**Goal:** Count every line where "annotation" shows up, and give that number only.

**Source records:**

+ + +

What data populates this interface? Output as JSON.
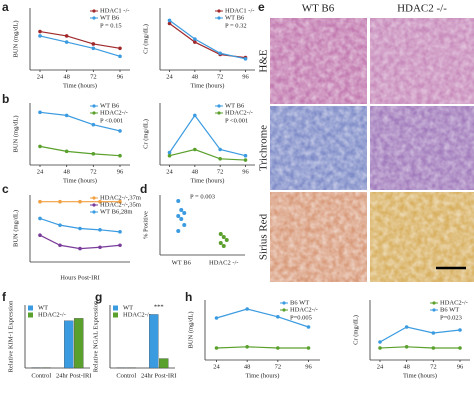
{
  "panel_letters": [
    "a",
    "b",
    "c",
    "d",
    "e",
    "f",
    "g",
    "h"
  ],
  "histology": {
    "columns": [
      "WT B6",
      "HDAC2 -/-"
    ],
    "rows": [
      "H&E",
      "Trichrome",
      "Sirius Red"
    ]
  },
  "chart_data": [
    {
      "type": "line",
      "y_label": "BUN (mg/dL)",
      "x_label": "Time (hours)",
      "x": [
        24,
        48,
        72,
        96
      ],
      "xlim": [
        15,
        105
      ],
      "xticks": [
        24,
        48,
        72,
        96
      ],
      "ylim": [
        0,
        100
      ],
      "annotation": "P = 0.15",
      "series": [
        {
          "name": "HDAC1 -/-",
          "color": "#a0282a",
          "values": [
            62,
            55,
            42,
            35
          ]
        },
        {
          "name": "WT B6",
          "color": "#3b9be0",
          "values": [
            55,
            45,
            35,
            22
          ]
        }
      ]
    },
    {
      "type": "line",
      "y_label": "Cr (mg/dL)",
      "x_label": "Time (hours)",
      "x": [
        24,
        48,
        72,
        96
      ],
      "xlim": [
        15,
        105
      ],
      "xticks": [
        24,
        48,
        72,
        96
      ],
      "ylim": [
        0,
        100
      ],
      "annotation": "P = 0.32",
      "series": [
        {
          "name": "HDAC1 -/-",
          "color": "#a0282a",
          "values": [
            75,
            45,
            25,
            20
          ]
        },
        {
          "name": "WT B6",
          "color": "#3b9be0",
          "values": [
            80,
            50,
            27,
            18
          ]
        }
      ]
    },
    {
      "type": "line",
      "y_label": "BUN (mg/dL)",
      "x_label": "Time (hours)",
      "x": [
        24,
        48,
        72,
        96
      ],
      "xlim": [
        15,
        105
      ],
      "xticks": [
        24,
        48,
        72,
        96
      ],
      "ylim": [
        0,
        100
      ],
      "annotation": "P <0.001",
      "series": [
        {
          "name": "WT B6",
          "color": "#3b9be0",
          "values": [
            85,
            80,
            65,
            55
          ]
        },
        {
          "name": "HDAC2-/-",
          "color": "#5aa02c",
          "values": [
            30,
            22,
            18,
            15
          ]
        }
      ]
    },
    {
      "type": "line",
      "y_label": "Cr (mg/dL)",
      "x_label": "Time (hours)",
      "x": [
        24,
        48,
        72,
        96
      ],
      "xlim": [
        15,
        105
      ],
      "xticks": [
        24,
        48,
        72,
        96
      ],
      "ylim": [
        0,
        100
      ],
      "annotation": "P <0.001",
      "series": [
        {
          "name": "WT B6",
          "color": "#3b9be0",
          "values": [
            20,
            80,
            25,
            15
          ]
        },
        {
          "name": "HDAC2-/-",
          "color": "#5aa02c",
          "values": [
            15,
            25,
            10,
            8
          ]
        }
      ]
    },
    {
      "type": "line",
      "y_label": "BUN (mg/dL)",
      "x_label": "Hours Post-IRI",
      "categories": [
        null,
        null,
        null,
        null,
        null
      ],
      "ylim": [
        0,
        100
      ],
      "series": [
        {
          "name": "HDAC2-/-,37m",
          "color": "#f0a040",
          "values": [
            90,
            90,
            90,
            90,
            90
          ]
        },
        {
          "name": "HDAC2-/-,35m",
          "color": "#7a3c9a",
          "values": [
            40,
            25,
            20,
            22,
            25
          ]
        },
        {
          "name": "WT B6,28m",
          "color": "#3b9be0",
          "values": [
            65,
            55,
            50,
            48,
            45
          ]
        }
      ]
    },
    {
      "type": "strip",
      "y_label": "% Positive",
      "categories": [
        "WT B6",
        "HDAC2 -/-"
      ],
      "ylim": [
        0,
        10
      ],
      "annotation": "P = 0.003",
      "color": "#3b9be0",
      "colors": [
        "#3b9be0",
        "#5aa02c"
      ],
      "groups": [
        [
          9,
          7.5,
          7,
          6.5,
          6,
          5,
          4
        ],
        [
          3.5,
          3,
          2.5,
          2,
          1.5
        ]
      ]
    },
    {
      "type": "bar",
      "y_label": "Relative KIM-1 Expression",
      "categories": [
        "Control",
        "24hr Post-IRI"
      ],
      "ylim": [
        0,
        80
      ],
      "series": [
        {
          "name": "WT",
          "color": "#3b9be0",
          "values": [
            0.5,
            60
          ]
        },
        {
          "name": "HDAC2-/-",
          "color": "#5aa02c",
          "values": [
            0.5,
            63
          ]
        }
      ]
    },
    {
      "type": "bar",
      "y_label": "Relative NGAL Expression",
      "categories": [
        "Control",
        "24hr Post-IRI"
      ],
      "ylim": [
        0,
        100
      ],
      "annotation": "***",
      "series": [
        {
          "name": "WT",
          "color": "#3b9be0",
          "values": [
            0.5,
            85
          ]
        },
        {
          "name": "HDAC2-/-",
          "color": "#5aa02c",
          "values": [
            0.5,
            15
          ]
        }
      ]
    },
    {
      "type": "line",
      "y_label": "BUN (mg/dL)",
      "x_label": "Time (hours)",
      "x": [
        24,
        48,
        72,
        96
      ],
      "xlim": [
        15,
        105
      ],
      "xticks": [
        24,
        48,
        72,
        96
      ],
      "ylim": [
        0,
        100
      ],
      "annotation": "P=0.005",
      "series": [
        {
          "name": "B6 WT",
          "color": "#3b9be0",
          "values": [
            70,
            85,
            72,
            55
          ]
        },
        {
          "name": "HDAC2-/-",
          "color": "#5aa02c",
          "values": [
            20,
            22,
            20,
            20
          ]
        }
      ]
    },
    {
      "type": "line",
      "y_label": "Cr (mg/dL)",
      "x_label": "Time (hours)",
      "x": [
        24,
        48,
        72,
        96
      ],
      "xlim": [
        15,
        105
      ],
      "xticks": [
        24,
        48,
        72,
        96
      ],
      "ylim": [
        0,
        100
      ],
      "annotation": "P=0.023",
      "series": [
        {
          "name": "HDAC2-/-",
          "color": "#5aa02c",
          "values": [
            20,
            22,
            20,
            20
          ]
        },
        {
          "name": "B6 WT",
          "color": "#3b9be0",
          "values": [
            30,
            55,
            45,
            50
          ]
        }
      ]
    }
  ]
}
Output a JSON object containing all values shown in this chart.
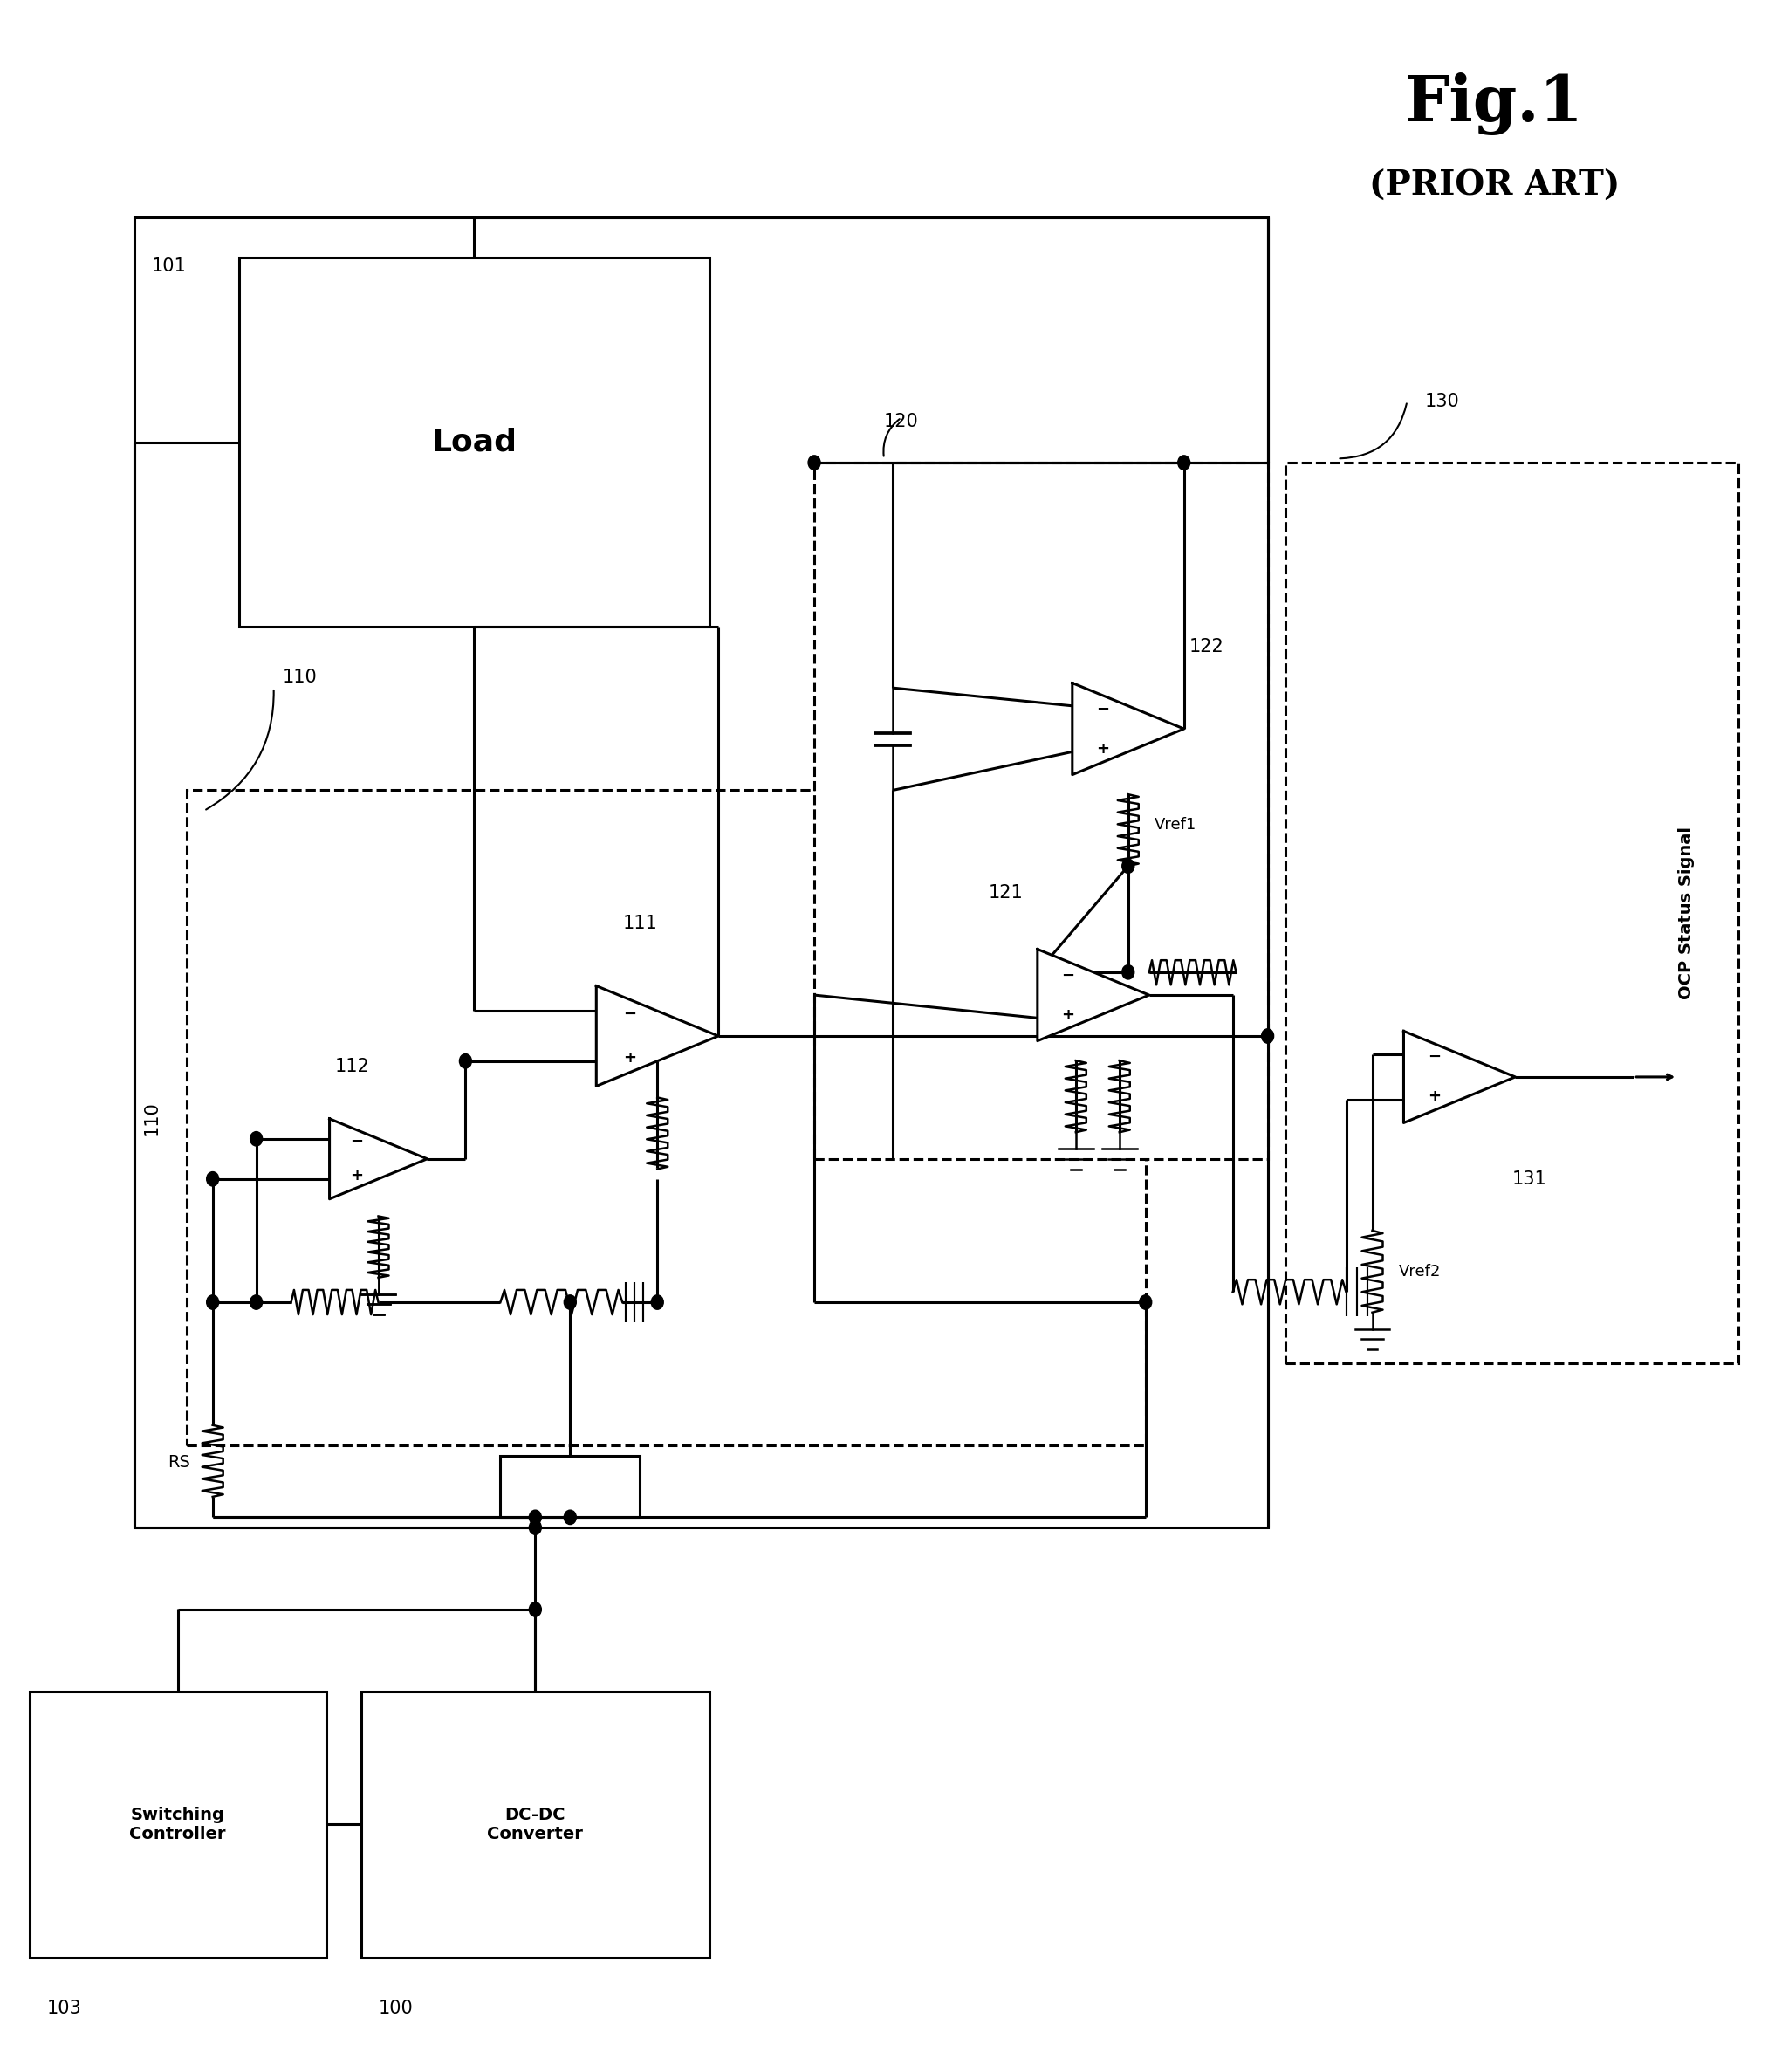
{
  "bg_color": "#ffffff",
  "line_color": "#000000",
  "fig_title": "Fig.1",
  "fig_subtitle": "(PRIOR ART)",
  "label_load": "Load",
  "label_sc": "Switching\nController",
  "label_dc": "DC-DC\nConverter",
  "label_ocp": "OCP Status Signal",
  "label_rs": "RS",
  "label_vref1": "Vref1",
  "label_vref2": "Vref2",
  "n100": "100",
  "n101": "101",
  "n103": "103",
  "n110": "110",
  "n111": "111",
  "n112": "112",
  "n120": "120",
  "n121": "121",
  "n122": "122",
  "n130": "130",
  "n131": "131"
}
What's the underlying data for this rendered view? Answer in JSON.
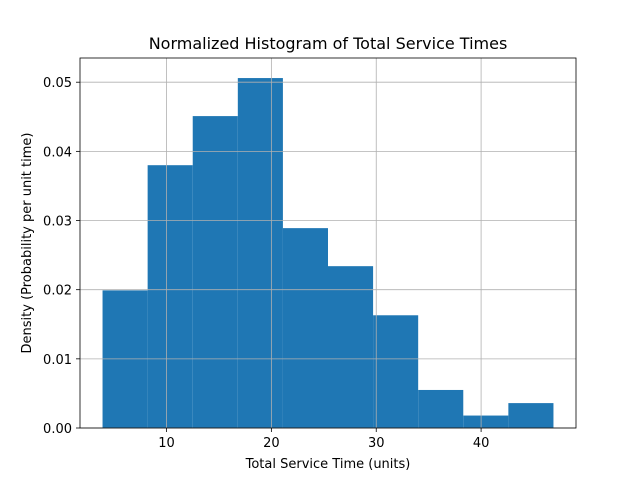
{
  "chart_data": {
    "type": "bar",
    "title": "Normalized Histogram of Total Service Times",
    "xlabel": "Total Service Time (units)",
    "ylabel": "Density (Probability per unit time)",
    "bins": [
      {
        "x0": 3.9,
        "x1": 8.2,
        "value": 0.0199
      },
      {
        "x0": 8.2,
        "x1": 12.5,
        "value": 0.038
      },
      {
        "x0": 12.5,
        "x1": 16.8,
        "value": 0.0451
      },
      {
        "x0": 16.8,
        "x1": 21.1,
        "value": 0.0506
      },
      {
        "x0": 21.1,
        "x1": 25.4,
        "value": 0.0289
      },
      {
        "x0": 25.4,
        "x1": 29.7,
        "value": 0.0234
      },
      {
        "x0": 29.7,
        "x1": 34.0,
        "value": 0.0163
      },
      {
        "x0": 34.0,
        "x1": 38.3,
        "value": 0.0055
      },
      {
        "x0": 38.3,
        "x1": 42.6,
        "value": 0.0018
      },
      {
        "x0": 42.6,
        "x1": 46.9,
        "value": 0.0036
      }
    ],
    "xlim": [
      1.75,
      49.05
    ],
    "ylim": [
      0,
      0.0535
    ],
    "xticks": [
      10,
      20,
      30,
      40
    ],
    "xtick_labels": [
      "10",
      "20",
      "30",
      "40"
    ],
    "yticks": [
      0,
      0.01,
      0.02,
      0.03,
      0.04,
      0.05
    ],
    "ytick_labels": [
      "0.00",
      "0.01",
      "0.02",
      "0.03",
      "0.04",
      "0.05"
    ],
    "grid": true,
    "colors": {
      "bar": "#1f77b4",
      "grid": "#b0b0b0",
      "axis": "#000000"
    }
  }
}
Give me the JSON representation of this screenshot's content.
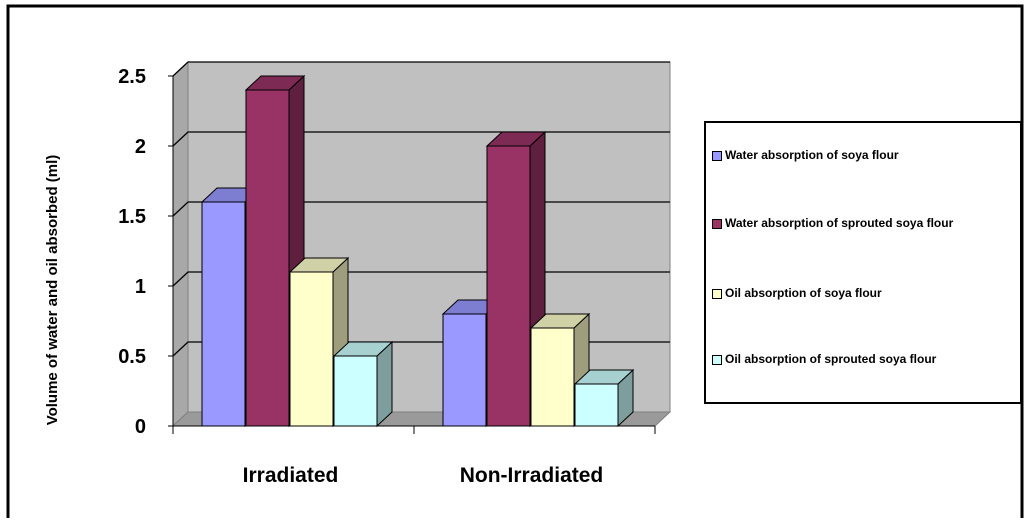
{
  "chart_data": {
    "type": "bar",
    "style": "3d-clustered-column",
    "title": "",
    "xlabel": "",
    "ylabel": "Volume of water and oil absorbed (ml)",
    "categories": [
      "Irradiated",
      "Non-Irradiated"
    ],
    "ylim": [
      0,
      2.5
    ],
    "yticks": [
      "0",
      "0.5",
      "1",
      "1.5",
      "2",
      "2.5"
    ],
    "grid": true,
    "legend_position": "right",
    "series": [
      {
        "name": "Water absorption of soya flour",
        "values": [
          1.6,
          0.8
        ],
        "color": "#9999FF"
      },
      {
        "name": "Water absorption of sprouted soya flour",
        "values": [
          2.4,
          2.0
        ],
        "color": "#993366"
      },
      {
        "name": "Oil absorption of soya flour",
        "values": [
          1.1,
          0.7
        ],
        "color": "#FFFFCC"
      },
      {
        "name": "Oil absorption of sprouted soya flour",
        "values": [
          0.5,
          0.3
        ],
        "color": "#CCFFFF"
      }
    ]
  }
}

+ + +

**Response below:** 8